◆ **Stored entries**:
■ ■ ■

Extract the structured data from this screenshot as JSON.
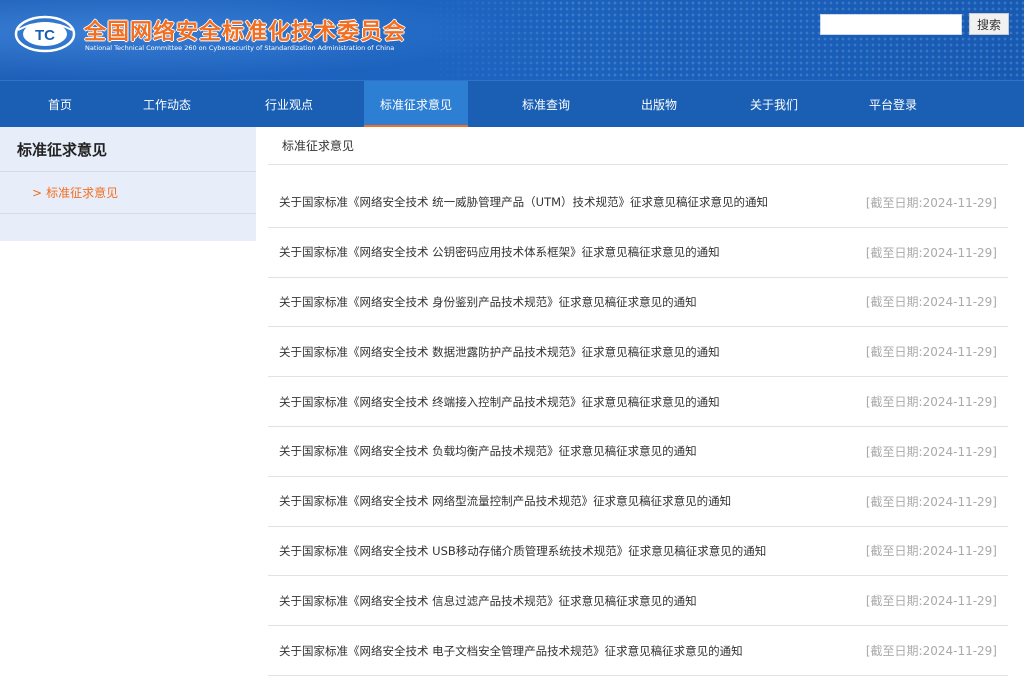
{
  "header": {
    "logo_text": "TC",
    "title": "全国网络安全标准化技术委员会",
    "subtitle": "National Technical Committee 260 on Cybersecurity of Standardization Administration of China",
    "search_placeholder": "",
    "search_label": "搜索"
  },
  "nav": {
    "items": [
      {
        "label": "首页"
      },
      {
        "label": "工作动态"
      },
      {
        "label": "行业观点"
      },
      {
        "label": "标准征求意见"
      },
      {
        "label": "标准查询"
      },
      {
        "label": "出版物"
      },
      {
        "label": "关于我们"
      },
      {
        "label": "平台登录"
      }
    ],
    "active_index": 3
  },
  "sidebar": {
    "title": "标准征求意见",
    "link_arrow": ">",
    "link_label": "标准征求意见"
  },
  "main": {
    "breadcrumb": "标准征求意见",
    "rows": [
      {
        "title": "关于国家标准《网络安全技术 统一威胁管理产品（UTM）技术规范》征求意见稿征求意见的通知",
        "date": "[截至日期:2024-11-29]"
      },
      {
        "title": "关于国家标准《网络安全技术 公钥密码应用技术体系框架》征求意见稿征求意见的通知",
        "date": "[截至日期:2024-11-29]"
      },
      {
        "title": "关于国家标准《网络安全技术 身份鉴别产品技术规范》征求意见稿征求意见的通知",
        "date": "[截至日期:2024-11-29]"
      },
      {
        "title": "关于国家标准《网络安全技术 数据泄露防护产品技术规范》征求意见稿征求意见的通知",
        "date": "[截至日期:2024-11-29]"
      },
      {
        "title": "关于国家标准《网络安全技术 终端接入控制产品技术规范》征求意见稿征求意见的通知",
        "date": "[截至日期:2024-11-29]"
      },
      {
        "title": "关于国家标准《网络安全技术 负载均衡产品技术规范》征求意见稿征求意见的通知",
        "date": "[截至日期:2024-11-29]"
      },
      {
        "title": "关于国家标准《网络安全技术 网络型流量控制产品技术规范》征求意见稿征求意见的通知",
        "date": "[截至日期:2024-11-29]"
      },
      {
        "title": "关于国家标准《网络安全技术 USB移动存储介质管理系统技术规范》征求意见稿征求意见的通知",
        "date": "[截至日期:2024-11-29]"
      },
      {
        "title": "关于国家标准《网络安全技术 信息过滤产品技术规范》征求意见稿征求意见的通知",
        "date": "[截至日期:2024-11-29]"
      },
      {
        "title": "关于国家标准《网络安全技术 电子文档安全管理产品技术规范》征求意见稿征求意见的通知",
        "date": "[截至日期:2024-11-29]"
      }
    ]
  },
  "colors": {
    "brand_blue": "#1a5fb4",
    "accent_orange": "#f26f21",
    "active_nav": "#2d7fd3"
  }
}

■ ■ ■

◆ **Your objective**:
Isolate the lines above that contain the word "标准征求意见" and copy them.

◆ **In response**:
        "label": "标准征求意见"
    "title": "标准征求意见",
    "link_label": "标准征求意见"
    "breadcrumb": "标准征求意见",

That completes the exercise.